→ **Records for this exercise**:
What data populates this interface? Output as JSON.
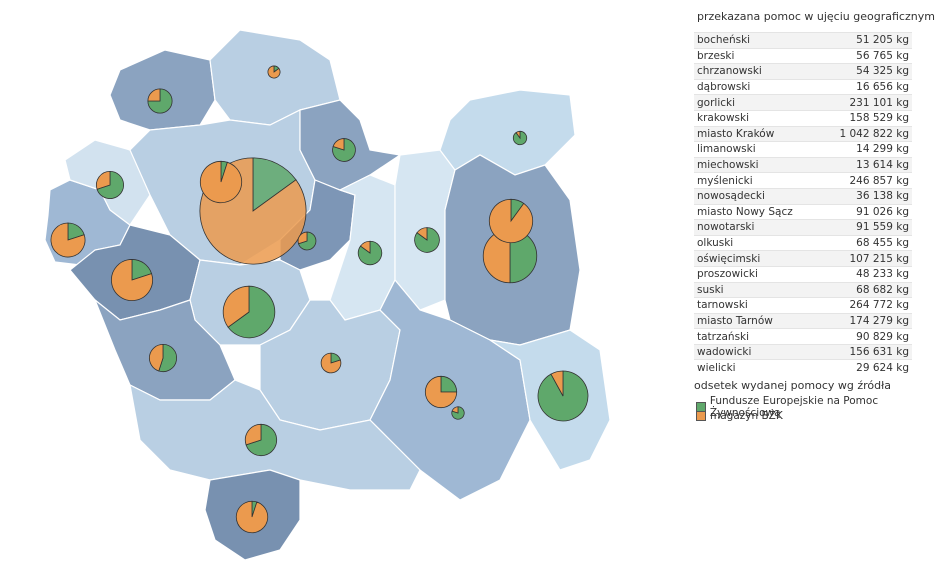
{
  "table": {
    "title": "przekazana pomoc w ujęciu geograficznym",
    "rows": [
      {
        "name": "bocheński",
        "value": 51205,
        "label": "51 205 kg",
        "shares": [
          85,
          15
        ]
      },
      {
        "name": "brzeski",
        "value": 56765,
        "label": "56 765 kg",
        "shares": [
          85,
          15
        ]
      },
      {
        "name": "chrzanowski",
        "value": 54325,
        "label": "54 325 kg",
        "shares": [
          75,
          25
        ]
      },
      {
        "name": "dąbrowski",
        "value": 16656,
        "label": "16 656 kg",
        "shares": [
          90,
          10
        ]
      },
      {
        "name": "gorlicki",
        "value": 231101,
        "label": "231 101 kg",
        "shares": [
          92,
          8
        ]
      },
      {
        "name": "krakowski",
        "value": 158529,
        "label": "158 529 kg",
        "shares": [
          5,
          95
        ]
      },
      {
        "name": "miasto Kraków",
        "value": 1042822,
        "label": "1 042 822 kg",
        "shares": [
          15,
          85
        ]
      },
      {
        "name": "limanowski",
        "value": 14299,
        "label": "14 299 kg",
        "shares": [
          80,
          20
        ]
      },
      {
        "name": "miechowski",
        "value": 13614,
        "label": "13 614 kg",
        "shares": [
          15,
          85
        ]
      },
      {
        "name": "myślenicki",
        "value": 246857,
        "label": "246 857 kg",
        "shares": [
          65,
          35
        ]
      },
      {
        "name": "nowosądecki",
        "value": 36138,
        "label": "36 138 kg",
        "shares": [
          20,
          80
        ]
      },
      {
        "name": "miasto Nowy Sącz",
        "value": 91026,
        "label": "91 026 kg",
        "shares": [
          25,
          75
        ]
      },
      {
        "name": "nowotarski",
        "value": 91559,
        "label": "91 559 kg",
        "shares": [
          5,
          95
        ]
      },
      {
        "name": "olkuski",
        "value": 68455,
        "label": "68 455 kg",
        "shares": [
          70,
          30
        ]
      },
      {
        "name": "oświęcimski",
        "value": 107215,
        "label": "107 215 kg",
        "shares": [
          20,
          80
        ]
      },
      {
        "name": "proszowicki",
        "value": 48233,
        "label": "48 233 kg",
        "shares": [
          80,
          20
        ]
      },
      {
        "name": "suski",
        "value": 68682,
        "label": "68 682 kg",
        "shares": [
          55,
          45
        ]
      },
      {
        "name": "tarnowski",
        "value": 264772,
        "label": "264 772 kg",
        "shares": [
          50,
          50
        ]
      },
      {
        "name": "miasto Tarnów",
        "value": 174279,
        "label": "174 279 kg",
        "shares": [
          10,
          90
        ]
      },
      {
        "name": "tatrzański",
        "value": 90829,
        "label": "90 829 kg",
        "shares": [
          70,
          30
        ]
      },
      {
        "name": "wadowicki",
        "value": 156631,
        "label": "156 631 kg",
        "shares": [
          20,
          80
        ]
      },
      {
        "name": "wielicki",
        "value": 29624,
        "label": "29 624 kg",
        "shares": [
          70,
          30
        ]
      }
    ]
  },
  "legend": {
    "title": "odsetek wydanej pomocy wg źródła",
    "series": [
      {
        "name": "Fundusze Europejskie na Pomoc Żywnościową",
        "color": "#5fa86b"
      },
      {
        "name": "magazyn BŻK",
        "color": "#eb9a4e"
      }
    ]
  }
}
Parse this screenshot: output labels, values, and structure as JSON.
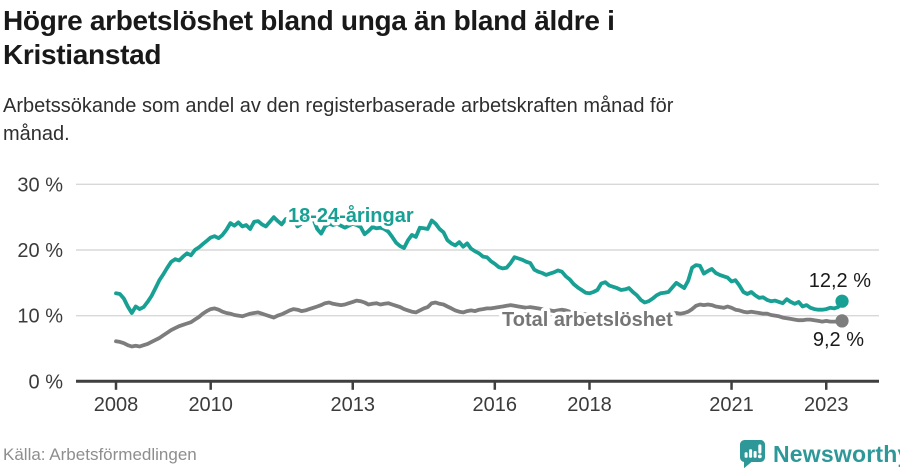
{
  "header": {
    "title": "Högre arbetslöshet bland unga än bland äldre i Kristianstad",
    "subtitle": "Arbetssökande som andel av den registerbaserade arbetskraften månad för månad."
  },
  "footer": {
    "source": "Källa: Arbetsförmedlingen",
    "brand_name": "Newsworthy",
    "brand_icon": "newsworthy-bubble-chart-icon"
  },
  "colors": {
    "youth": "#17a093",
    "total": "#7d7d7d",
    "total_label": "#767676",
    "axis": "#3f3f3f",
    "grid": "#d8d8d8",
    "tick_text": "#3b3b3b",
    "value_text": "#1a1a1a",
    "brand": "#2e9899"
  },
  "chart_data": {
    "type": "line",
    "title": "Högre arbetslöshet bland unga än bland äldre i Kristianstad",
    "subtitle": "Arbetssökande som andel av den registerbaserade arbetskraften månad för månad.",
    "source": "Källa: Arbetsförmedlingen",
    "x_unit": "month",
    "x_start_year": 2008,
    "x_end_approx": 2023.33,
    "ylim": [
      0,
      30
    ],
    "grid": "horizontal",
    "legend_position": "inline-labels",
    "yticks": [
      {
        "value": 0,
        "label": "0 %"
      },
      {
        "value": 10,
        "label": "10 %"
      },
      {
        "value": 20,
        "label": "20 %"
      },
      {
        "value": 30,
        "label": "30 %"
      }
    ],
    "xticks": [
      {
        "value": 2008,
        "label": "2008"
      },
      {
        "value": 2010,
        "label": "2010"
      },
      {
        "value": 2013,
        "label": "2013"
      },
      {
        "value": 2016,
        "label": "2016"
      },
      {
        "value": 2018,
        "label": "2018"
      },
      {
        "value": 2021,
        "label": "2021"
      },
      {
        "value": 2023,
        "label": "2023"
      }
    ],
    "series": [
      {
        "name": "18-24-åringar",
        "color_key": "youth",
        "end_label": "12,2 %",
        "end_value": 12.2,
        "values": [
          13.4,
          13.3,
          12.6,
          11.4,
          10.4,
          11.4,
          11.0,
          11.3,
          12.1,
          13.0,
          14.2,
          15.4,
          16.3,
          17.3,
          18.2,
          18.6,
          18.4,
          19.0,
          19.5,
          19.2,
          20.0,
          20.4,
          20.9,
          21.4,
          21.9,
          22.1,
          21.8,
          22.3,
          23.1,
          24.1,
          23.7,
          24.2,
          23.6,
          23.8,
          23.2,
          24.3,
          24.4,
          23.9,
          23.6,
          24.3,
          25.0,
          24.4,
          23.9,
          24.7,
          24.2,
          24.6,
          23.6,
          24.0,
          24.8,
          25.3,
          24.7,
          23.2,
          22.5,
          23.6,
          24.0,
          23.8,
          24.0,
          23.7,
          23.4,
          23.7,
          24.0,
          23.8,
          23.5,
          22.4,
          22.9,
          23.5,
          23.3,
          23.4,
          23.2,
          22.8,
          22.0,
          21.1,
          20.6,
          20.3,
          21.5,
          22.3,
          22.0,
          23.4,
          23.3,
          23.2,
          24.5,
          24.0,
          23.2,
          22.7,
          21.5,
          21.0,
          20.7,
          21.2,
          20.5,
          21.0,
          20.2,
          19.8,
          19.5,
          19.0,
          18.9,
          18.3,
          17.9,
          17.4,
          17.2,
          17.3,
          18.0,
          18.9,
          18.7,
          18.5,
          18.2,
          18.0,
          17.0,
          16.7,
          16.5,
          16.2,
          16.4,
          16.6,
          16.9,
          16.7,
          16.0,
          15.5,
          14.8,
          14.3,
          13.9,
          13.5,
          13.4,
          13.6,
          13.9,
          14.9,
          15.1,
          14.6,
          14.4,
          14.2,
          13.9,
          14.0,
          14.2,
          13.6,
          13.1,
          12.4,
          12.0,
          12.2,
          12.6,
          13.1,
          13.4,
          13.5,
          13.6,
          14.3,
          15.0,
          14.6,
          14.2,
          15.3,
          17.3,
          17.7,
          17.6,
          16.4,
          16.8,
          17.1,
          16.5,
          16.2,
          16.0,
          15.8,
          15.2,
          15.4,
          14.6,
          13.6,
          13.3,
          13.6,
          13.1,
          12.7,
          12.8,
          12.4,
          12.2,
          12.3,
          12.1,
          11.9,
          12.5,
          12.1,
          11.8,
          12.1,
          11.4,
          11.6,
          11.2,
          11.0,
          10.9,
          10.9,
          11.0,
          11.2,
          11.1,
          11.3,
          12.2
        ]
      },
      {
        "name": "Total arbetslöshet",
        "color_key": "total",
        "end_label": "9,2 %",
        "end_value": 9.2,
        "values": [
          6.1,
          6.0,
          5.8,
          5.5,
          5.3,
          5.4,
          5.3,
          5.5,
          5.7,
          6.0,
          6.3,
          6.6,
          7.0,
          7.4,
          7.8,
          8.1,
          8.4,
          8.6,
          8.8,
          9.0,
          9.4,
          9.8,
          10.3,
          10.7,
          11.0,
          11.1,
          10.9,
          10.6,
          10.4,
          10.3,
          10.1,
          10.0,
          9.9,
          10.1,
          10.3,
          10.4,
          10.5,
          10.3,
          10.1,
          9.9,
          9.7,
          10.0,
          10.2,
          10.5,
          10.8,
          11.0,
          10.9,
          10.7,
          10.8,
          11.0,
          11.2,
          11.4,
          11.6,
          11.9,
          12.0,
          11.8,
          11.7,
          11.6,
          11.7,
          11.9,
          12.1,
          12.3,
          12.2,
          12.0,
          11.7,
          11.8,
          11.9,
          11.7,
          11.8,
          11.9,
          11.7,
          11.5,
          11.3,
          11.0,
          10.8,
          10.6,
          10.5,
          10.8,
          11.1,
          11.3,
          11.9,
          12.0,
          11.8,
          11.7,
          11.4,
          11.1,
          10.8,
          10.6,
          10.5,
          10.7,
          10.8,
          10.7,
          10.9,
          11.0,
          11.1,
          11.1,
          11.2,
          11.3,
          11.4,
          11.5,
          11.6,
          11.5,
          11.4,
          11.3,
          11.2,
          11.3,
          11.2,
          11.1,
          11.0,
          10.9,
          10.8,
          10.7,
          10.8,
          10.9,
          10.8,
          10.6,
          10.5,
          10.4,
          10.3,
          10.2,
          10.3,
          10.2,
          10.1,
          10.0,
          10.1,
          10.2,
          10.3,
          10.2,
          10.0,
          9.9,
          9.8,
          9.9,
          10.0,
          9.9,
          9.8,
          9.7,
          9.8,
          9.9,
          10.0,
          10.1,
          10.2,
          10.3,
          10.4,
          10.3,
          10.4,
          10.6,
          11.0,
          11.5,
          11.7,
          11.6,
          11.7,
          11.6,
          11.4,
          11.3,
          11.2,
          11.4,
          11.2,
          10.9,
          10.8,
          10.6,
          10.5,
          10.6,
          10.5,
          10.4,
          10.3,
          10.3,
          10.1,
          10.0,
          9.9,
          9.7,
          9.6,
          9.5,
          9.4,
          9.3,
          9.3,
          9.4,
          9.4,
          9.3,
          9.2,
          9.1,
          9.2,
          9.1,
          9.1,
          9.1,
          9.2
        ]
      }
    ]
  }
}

→ **Task directions**: Copy each line of the records above that carries the word "labels".

→ **Full response**:
Parse this screenshot: output labels, values, and structure as JSON.
    "legend_position": "inline-labels",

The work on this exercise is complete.